→ DATA SHOWN:
________________________________________

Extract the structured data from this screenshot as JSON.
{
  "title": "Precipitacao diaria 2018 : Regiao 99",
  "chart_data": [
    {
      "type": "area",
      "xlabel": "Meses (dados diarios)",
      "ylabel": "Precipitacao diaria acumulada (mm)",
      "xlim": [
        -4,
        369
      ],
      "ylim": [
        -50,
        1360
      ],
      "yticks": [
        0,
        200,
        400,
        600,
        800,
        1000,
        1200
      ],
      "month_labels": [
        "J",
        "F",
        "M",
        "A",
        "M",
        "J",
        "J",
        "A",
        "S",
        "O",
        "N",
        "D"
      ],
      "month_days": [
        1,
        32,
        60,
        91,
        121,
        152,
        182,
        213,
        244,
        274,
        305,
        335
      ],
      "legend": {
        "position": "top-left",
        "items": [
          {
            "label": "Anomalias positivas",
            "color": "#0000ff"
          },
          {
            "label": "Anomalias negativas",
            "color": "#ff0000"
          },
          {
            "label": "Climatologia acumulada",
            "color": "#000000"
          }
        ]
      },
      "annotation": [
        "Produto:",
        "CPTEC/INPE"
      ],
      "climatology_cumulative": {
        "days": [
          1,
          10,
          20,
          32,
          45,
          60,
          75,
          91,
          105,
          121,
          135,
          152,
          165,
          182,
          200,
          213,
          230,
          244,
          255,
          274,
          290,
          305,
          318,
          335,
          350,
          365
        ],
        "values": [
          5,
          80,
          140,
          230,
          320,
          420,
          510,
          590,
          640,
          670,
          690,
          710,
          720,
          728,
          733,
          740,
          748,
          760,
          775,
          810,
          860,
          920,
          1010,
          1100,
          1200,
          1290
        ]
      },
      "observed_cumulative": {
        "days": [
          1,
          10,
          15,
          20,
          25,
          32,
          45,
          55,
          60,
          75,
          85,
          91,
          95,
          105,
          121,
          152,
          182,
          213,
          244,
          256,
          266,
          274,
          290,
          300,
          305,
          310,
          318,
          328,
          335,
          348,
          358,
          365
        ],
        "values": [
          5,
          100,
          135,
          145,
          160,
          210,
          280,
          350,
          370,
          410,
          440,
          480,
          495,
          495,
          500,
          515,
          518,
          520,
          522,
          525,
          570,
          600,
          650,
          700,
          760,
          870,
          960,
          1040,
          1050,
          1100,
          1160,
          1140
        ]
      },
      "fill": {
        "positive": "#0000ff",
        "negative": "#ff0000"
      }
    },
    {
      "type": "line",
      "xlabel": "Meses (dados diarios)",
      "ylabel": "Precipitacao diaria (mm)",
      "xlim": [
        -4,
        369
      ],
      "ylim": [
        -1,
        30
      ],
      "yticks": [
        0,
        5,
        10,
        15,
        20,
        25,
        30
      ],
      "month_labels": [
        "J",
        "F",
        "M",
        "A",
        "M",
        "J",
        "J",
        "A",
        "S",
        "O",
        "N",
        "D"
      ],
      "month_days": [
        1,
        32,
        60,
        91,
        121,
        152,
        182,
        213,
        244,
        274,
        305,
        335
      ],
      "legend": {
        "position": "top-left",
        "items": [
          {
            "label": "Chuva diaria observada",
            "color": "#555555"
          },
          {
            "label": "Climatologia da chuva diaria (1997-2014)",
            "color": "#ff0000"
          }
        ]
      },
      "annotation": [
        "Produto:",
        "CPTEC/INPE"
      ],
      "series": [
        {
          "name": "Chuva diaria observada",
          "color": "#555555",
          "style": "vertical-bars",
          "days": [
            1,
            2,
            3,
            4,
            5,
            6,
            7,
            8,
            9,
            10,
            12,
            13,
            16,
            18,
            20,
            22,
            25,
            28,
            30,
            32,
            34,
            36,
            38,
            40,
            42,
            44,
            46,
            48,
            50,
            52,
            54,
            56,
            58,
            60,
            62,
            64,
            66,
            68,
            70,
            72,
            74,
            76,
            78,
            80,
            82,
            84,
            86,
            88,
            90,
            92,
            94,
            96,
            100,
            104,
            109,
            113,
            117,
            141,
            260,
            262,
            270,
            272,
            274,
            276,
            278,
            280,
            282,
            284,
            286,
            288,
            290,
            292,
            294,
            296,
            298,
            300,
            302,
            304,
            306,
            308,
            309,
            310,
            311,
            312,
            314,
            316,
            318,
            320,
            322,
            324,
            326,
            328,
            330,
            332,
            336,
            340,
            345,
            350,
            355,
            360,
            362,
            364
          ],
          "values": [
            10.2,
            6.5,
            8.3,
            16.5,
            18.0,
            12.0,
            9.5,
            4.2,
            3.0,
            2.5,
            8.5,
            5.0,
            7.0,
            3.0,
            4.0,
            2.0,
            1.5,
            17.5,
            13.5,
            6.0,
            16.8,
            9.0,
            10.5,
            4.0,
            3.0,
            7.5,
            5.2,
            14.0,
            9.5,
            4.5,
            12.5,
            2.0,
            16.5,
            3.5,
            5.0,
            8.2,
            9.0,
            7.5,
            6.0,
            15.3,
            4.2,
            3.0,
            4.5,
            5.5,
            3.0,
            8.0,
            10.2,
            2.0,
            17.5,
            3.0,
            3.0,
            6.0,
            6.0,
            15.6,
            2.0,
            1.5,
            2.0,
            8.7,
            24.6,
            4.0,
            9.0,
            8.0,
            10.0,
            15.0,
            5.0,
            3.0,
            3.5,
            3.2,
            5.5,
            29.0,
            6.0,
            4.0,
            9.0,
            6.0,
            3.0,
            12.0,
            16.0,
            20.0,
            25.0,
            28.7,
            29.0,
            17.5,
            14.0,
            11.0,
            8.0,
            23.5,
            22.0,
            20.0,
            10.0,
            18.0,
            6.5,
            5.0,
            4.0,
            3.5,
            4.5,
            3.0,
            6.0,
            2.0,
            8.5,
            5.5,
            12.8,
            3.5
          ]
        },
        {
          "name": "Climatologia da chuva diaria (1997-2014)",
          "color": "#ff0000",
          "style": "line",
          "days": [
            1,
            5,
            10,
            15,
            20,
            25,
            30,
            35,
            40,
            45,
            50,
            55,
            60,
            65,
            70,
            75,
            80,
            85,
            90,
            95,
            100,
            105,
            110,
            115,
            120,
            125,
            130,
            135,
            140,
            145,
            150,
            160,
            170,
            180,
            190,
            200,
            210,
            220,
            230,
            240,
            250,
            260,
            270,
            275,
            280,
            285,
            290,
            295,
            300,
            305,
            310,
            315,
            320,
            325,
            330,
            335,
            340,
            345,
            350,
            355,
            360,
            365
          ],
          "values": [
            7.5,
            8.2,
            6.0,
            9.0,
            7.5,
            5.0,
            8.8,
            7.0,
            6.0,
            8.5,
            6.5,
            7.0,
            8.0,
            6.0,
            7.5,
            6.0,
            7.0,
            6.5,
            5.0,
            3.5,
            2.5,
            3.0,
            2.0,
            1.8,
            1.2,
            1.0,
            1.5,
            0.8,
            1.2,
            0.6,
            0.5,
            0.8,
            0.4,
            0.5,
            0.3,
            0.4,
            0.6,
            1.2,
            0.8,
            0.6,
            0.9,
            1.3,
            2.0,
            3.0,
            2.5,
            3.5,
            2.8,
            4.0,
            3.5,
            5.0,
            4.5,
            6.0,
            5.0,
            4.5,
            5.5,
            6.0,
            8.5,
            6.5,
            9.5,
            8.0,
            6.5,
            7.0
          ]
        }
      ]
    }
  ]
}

________________________________________

→ EXERCISE BRIEF:
Restate all of the entries exactly, please.

→ EXERCISE SOLUTION:
Extract the structured data from this screenshot as JSON.
{
  "title": "Precipitacao diaria 2018 : Regiao 99",
  "chart_data": [
    {
      "type": "area",
      "xlabel": "Meses (dados diarios)",
      "ylabel": "Precipitacao diaria acumulada (mm)",
      "xlim": [
        -4,
        369
      ],
      "ylim": [
        -50,
        1360
      ],
      "yticks": [
        0,
        200,
        400,
        600,
        800,
        1000,
        1200
      ],
      "month_labels": [
        "J",
        "F",
        "M",
        "A",
        "M",
        "J",
        "J",
        "A",
        "S",
        "O",
        "N",
        "D"
      ],
      "month_days": [
        1,
        32,
        60,
        91,
        121,
        152,
        182,
        213,
        244,
        274,
        305,
        335
      ],
      "legend": {
        "position": "top-left",
        "items": [
          {
            "label": "Anomalias positivas",
            "color": "#0000ff"
          },
          {
            "label": "Anomalias negativas",
            "color": "#ff0000"
          },
          {
            "label": "Climatologia acumulada",
            "color": "#000000"
          }
        ]
      },
      "annotation": [
        "Produto:",
        "CPTEC/INPE"
      ],
      "climatology_cumulative": {
        "days": [
          1,
          10,
          20,
          32,
          45,
          60,
          75,
          91,
          105,
          121,
          135,
          152,
          165,
          182,
          200,
          213,
          230,
          244,
          255,
          274,
          290,
          305,
          318,
          335,
          350,
          365
        ],
        "values": [
          5,
          80,
          140,
          230,
          320,
          420,
          510,
          590,
          640,
          670,
          690,
          710,
          720,
          728,
          733,
          740,
          748,
          760,
          775,
          810,
          860,
          920,
          1010,
          1100,
          1200,
          1290
        ]
      },
      "observed_cumulative": {
        "days": [
          1,
          10,
          15,
          20,
          25,
          32,
          45,
          55,
          60,
          75,
          85,
          91,
          95,
          105,
          121,
          152,
          182,
          213,
          244,
          256,
          266,
          274,
          290,
          300,
          305,
          310,
          318,
          328,
          335,
          348,
          358,
          365
        ],
        "values": [
          5,
          100,
          135,
          145,
          160,
          210,
          280,
          350,
          370,
          410,
          440,
          480,
          495,
          495,
          500,
          515,
          518,
          520,
          522,
          525,
          570,
          600,
          650,
          700,
          760,
          870,
          960,
          1040,
          1050,
          1100,
          1160,
          1140
        ]
      },
      "fill": {
        "positive": "#0000ff",
        "negative": "#ff0000"
      }
    },
    {
      "type": "line",
      "xlabel": "Meses (dados diarios)",
      "ylabel": "Precipitacao diaria (mm)",
      "xlim": [
        -4,
        369
      ],
      "ylim": [
        -1,
        30
      ],
      "yticks": [
        0,
        5,
        10,
        15,
        20,
        25,
        30
      ],
      "month_labels": [
        "J",
        "F",
        "M",
        "A",
        "M",
        "J",
        "J",
        "A",
        "S",
        "O",
        "N",
        "D"
      ],
      "month_days": [
        1,
        32,
        60,
        91,
        121,
        152,
        182,
        213,
        244,
        274,
        305,
        335
      ],
      "legend": {
        "position": "top-left",
        "items": [
          {
            "label": "Chuva diaria observada",
            "color": "#555555"
          },
          {
            "label": "Climatologia da chuva diaria (1997-2014)",
            "color": "#ff0000"
          }
        ]
      },
      "annotation": [
        "Produto:",
        "CPTEC/INPE"
      ],
      "series": [
        {
          "name": "Chuva diaria observada",
          "color": "#555555",
          "style": "vertical-bars",
          "days": [
            1,
            2,
            3,
            4,
            5,
            6,
            7,
            8,
            9,
            10,
            12,
            13,
            16,
            18,
            20,
            22,
            25,
            28,
            30,
            32,
            34,
            36,
            38,
            40,
            42,
            44,
            46,
            48,
            50,
            52,
            54,
            56,
            58,
            60,
            62,
            64,
            66,
            68,
            70,
            72,
            74,
            76,
            78,
            80,
            82,
            84,
            86,
            88,
            90,
            92,
            94,
            96,
            100,
            104,
            109,
            113,
            117,
            141,
            260,
            262,
            270,
            272,
            274,
            276,
            278,
            280,
            282,
            284,
            286,
            288,
            290,
            292,
            294,
            296,
            298,
            300,
            302,
            304,
            306,
            308,
            309,
            310,
            311,
            312,
            314,
            316,
            318,
            320,
            322,
            324,
            326,
            328,
            330,
            332,
            336,
            340,
            345,
            350,
            355,
            360,
            362,
            364
          ],
          "values": [
            10.2,
            6.5,
            8.3,
            16.5,
            18.0,
            12.0,
            9.5,
            4.2,
            3.0,
            2.5,
            8.5,
            5.0,
            7.0,
            3.0,
            4.0,
            2.0,
            1.5,
            17.5,
            13.5,
            6.0,
            16.8,
            9.0,
            10.5,
            4.0,
            3.0,
            7.5,
            5.2,
            14.0,
            9.5,
            4.5,
            12.5,
            2.0,
            16.5,
            3.5,
            5.0,
            8.2,
            9.0,
            7.5,
            6.0,
            15.3,
            4.2,
            3.0,
            4.5,
            5.5,
            3.0,
            8.0,
            10.2,
            2.0,
            17.5,
            3.0,
            3.0,
            6.0,
            6.0,
            15.6,
            2.0,
            1.5,
            2.0,
            8.7,
            24.6,
            4.0,
            9.0,
            8.0,
            10.0,
            15.0,
            5.0,
            3.0,
            3.5,
            3.2,
            5.5,
            29.0,
            6.0,
            4.0,
            9.0,
            6.0,
            3.0,
            12.0,
            16.0,
            20.0,
            25.0,
            28.7,
            29.0,
            17.5,
            14.0,
            11.0,
            8.0,
            23.5,
            22.0,
            20.0,
            10.0,
            18.0,
            6.5,
            5.0,
            4.0,
            3.5,
            4.5,
            3.0,
            6.0,
            2.0,
            8.5,
            5.5,
            12.8,
            3.5
          ]
        },
        {
          "name": "Climatologia da chuva diaria (1997-2014)",
          "color": "#ff0000",
          "style": "line",
          "days": [
            1,
            5,
            10,
            15,
            20,
            25,
            30,
            35,
            40,
            45,
            50,
            55,
            60,
            65,
            70,
            75,
            80,
            85,
            90,
            95,
            100,
            105,
            110,
            115,
            120,
            125,
            130,
            135,
            140,
            145,
            150,
            160,
            170,
            180,
            190,
            200,
            210,
            220,
            230,
            240,
            250,
            260,
            270,
            275,
            280,
            285,
            290,
            295,
            300,
            305,
            310,
            315,
            320,
            325,
            330,
            335,
            340,
            345,
            350,
            355,
            360,
            365
          ],
          "values": [
            7.5,
            8.2,
            6.0,
            9.0,
            7.5,
            5.0,
            8.8,
            7.0,
            6.0,
            8.5,
            6.5,
            7.0,
            8.0,
            6.0,
            7.5,
            6.0,
            7.0,
            6.5,
            5.0,
            3.5,
            2.5,
            3.0,
            2.0,
            1.8,
            1.2,
            1.0,
            1.5,
            0.8,
            1.2,
            0.6,
            0.5,
            0.8,
            0.4,
            0.5,
            0.3,
            0.4,
            0.6,
            1.2,
            0.8,
            0.6,
            0.9,
            1.3,
            2.0,
            3.0,
            2.5,
            3.5,
            2.8,
            4.0,
            3.5,
            5.0,
            4.5,
            6.0,
            5.0,
            4.5,
            5.5,
            6.0,
            8.5,
            6.5,
            9.5,
            8.0,
            6.5,
            7.0
          ]
        }
      ]
    }
  ]
}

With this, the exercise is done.